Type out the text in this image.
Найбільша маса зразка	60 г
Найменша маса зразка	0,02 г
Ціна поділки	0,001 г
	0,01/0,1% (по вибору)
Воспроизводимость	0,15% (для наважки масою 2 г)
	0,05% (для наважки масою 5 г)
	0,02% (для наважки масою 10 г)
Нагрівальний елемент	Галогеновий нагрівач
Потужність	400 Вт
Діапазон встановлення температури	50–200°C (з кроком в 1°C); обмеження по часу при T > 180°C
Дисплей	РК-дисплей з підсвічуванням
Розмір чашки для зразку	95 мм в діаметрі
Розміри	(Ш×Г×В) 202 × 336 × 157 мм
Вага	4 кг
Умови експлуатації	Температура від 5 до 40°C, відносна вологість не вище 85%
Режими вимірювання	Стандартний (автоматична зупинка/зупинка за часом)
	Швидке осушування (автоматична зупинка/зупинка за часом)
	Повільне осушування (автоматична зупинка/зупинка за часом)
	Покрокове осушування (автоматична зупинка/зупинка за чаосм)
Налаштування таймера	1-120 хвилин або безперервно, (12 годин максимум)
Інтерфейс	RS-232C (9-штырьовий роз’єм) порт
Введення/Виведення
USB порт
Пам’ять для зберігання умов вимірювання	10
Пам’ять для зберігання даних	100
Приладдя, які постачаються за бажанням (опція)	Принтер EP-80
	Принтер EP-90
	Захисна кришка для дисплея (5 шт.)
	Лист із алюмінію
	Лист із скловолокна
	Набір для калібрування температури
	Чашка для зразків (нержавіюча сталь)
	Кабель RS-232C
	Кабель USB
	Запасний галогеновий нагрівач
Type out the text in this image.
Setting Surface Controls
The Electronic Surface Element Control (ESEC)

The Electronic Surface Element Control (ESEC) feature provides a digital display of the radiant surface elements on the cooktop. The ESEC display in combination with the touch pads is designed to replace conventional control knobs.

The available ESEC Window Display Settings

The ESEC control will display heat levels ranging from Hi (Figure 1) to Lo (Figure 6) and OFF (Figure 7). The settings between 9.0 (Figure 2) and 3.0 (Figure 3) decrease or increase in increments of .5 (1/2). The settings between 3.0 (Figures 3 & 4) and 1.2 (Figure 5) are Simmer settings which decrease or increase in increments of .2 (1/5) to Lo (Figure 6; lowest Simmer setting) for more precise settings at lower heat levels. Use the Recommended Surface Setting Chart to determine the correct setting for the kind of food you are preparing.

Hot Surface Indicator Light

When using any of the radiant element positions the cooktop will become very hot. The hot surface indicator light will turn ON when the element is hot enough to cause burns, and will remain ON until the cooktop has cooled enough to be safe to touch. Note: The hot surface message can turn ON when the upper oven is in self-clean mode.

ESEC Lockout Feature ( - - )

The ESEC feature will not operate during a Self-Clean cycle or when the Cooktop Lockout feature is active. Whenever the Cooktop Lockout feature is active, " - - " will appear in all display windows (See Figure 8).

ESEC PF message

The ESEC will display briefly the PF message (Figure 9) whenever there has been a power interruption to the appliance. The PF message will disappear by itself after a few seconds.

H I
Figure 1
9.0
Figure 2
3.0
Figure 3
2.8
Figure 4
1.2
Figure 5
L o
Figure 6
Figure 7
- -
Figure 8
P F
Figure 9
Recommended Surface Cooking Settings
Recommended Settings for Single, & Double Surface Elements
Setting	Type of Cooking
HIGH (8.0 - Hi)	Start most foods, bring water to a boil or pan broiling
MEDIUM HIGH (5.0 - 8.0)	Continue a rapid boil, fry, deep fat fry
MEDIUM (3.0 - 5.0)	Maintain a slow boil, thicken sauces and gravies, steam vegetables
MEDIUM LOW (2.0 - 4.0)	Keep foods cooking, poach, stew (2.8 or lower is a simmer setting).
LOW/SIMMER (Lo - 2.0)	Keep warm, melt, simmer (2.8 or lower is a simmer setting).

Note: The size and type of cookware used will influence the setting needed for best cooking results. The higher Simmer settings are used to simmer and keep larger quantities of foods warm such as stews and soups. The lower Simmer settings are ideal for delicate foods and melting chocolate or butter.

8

++++++++++++++++++++

## PROBLEM DETAILS
Search the entries for the word "foods", then gather every line that has it.

## RESULT
HIGH (8.0 - Hi)	Start most foods, bring water to a boil or pan broiling
MEDIUM LOW (2.0 - 4.0)	Keep foods cooking, poach, stew (2.8 or lower is a simmer setting).
Note: The size and type of cookware used will influence the setting needed for best cooking results. The higher Simmer settings are used to simmer and keep larger quantities of foods warm such as stews and soups. The lower Simmer settings are ideal for delicate foods and melting chocolate or butter.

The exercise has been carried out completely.